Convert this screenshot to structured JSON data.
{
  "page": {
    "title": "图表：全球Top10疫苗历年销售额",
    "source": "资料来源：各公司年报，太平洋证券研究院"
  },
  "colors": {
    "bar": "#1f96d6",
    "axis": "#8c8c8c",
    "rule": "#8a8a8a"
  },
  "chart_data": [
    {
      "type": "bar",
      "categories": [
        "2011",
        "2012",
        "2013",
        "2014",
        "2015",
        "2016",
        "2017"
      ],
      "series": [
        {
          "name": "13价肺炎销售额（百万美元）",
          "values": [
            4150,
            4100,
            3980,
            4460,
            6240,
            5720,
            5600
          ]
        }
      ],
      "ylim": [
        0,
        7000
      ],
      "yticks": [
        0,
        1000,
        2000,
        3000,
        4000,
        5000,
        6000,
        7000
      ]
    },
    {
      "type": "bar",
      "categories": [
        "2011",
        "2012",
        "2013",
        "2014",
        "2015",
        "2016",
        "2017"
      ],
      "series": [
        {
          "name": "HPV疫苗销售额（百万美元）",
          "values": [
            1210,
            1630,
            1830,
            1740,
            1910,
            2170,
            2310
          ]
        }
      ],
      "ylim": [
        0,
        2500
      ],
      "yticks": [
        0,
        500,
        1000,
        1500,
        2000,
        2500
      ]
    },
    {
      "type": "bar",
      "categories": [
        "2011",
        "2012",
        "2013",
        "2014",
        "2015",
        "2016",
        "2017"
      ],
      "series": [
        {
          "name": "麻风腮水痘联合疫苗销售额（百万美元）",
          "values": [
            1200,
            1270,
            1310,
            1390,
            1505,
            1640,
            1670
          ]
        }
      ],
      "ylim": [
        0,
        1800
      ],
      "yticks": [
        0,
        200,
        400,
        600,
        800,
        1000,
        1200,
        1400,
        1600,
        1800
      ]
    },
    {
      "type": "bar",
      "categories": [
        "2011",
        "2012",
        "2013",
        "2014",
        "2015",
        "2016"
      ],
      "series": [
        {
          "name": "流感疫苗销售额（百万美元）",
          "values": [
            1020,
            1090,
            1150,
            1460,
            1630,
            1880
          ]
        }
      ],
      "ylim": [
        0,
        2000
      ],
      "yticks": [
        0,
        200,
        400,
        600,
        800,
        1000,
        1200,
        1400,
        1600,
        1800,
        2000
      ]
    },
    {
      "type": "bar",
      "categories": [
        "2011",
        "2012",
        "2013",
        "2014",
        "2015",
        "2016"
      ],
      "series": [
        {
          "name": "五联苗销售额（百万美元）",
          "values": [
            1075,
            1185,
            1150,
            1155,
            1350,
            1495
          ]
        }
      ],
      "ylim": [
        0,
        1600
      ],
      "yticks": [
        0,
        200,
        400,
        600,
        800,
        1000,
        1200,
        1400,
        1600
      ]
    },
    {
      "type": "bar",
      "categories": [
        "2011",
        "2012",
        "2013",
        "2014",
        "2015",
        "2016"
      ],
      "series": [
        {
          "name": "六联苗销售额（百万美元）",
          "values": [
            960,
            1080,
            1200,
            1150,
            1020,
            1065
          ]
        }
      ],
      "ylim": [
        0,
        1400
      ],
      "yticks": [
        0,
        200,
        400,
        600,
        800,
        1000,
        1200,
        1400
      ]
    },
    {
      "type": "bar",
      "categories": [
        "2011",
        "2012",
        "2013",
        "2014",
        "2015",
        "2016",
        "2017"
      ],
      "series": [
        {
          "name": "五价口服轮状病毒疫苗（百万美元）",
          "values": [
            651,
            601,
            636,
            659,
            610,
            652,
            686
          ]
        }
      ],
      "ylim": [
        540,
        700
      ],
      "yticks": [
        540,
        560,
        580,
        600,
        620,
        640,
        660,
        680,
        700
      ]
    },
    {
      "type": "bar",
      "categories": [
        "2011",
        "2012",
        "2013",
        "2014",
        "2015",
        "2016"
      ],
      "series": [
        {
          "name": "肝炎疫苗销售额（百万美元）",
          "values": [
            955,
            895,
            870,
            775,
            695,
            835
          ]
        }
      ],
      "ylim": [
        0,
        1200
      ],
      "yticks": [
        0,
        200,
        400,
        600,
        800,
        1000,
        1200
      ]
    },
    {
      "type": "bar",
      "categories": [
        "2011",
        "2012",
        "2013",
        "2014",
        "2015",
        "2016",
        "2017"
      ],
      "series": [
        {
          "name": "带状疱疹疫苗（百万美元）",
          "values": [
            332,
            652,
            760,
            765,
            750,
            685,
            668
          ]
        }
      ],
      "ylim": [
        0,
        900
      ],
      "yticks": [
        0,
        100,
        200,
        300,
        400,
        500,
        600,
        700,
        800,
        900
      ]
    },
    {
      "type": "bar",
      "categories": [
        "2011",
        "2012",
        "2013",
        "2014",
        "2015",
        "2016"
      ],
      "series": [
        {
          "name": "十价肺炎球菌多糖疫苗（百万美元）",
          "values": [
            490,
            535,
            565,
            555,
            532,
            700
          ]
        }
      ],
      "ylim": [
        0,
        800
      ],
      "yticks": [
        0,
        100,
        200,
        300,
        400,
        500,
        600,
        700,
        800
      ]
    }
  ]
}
--------------------------------------------------
### THE EXERCISE:
Above are the records; retype them all without a single difference.

### WRITTEN SOLUTION:
Convert this screenshot to structured JSON data.
{
  "page": {
    "title": "图表：全球Top10疫苗历年销售额",
    "source": "资料来源：各公司年报，太平洋证券研究院"
  },
  "colors": {
    "bar": "#1f96d6",
    "axis": "#8c8c8c",
    "rule": "#8a8a8a"
  },
  "chart_data": [
    {
      "type": "bar",
      "categories": [
        "2011",
        "2012",
        "2013",
        "2014",
        "2015",
        "2016",
        "2017"
      ],
      "series": [
        {
          "name": "13价肺炎销售额（百万美元）",
          "values": [
            4150,
            4100,
            3980,
            4460,
            6240,
            5720,
            5600
          ]
        }
      ],
      "ylim": [
        0,
        7000
      ],
      "yticks": [
        0,
        1000,
        2000,
        3000,
        4000,
        5000,
        6000,
        7000
      ]
    },
    {
      "type": "bar",
      "categories": [
        "2011",
        "2012",
        "2013",
        "2014",
        "2015",
        "2016",
        "2017"
      ],
      "series": [
        {
          "name": "HPV疫苗销售额（百万美元）",
          "values": [
            1210,
            1630,
            1830,
            1740,
            1910,
            2170,
            2310
          ]
        }
      ],
      "ylim": [
        0,
        2500
      ],
      "yticks": [
        0,
        500,
        1000,
        1500,
        2000,
        2500
      ]
    },
    {
      "type": "bar",
      "categories": [
        "2011",
        "2012",
        "2013",
        "2014",
        "2015",
        "2016",
        "2017"
      ],
      "series": [
        {
          "name": "麻风腮水痘联合疫苗销售额（百万美元）",
          "values": [
            1200,
            1270,
            1310,
            1390,
            1505,
            1640,
            1670
          ]
        }
      ],
      "ylim": [
        0,
        1800
      ],
      "yticks": [
        0,
        200,
        400,
        600,
        800,
        1000,
        1200,
        1400,
        1600,
        1800
      ]
    },
    {
      "type": "bar",
      "categories": [
        "2011",
        "2012",
        "2013",
        "2014",
        "2015",
        "2016"
      ],
      "series": [
        {
          "name": "流感疫苗销售额（百万美元）",
          "values": [
            1020,
            1090,
            1150,
            1460,
            1630,
            1880
          ]
        }
      ],
      "ylim": [
        0,
        2000
      ],
      "yticks": [
        0,
        200,
        400,
        600,
        800,
        1000,
        1200,
        1400,
        1600,
        1800,
        2000
      ]
    },
    {
      "type": "bar",
      "categories": [
        "2011",
        "2012",
        "2013",
        "2014",
        "2015",
        "2016"
      ],
      "series": [
        {
          "name": "五联苗销售额（百万美元）",
          "values": [
            1075,
            1185,
            1150,
            1155,
            1350,
            1495
          ]
        }
      ],
      "ylim": [
        0,
        1600
      ],
      "yticks": [
        0,
        200,
        400,
        600,
        800,
        1000,
        1200,
        1400,
        1600
      ]
    },
    {
      "type": "bar",
      "categories": [
        "2011",
        "2012",
        "2013",
        "2014",
        "2015",
        "2016"
      ],
      "series": [
        {
          "name": "六联苗销售额（百万美元）",
          "values": [
            960,
            1080,
            1200,
            1150,
            1020,
            1065
          ]
        }
      ],
      "ylim": [
        0,
        1400
      ],
      "yticks": [
        0,
        200,
        400,
        600,
        800,
        1000,
        1200,
        1400
      ]
    },
    {
      "type": "bar",
      "categories": [
        "2011",
        "2012",
        "2013",
        "2014",
        "2015",
        "2016",
        "2017"
      ],
      "series": [
        {
          "name": "五价口服轮状病毒疫苗（百万美元）",
          "values": [
            651,
            601,
            636,
            659,
            610,
            652,
            686
          ]
        }
      ],
      "ylim": [
        540,
        700
      ],
      "yticks": [
        540,
        560,
        580,
        600,
        620,
        640,
        660,
        680,
        700
      ]
    },
    {
      "type": "bar",
      "categories": [
        "2011",
        "2012",
        "2013",
        "2014",
        "2015",
        "2016"
      ],
      "series": [
        {
          "name": "肝炎疫苗销售额（百万美元）",
          "values": [
            955,
            895,
            870,
            775,
            695,
            835
          ]
        }
      ],
      "ylim": [
        0,
        1200
      ],
      "yticks": [
        0,
        200,
        400,
        600,
        800,
        1000,
        1200
      ]
    },
    {
      "type": "bar",
      "categories": [
        "2011",
        "2012",
        "2013",
        "2014",
        "2015",
        "2016",
        "2017"
      ],
      "series": [
        {
          "name": "带状疱疹疫苗（百万美元）",
          "values": [
            332,
            652,
            760,
            765,
            750,
            685,
            668
          ]
        }
      ],
      "ylim": [
        0,
        900
      ],
      "yticks": [
        0,
        100,
        200,
        300,
        400,
        500,
        600,
        700,
        800,
        900
      ]
    },
    {
      "type": "bar",
      "categories": [
        "2011",
        "2012",
        "2013",
        "2014",
        "2015",
        "2016"
      ],
      "series": [
        {
          "name": "十价肺炎球菌多糖疫苗（百万美元）",
          "values": [
            490,
            535,
            565,
            555,
            532,
            700
          ]
        }
      ],
      "ylim": [
        0,
        800
      ],
      "yticks": [
        0,
        100,
        200,
        300,
        400,
        500,
        600,
        700,
        800
      ]
    }
  ]
}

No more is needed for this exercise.